**WORK TO BE COMPLETED**
Scan the records for the word "image". Copy each line that includes it.

--- Start of SUPPLIED ENTRIES ---

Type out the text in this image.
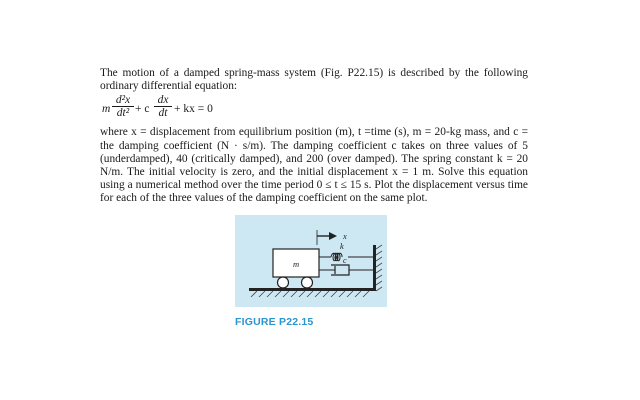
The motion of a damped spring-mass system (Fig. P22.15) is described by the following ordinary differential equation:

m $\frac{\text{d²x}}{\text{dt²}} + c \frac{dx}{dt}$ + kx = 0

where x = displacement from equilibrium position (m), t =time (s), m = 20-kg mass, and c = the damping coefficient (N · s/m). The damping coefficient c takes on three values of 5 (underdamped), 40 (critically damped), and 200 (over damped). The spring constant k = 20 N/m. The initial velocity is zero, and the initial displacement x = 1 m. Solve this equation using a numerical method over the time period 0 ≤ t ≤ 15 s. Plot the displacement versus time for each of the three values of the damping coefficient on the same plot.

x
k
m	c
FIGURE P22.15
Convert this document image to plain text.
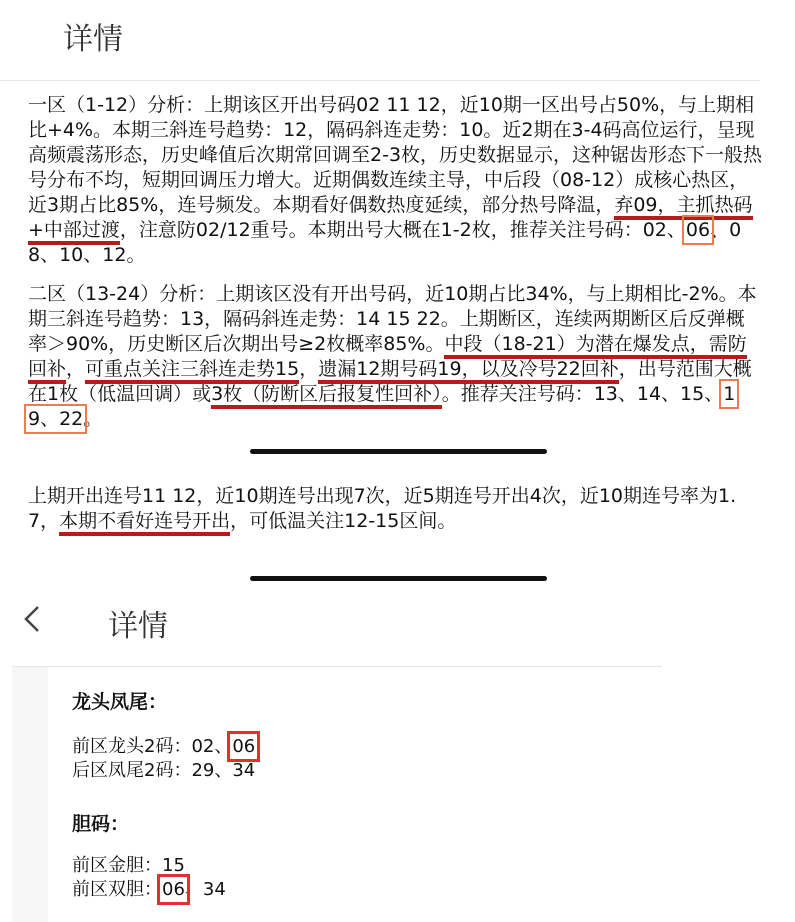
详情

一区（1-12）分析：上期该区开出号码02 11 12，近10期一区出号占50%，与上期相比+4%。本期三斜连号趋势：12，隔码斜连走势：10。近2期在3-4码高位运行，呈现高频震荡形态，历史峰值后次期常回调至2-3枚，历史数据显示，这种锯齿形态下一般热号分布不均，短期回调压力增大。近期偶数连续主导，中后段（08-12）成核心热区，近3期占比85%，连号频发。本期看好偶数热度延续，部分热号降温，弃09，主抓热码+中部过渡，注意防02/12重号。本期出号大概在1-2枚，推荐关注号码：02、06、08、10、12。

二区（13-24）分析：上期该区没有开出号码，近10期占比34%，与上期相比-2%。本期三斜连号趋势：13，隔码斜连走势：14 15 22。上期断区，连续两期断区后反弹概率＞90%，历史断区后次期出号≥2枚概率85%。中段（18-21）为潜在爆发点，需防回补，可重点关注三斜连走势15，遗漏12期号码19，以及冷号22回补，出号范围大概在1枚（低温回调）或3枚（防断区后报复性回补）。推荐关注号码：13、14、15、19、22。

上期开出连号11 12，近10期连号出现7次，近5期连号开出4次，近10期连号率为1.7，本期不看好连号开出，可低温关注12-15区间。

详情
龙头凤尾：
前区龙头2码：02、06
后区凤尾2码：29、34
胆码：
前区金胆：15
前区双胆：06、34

--- End of SUPPLIED ENTRIES ---

**EXERCISE SOLUTION**
Type out the text in this image.
Convert this document image to plain text.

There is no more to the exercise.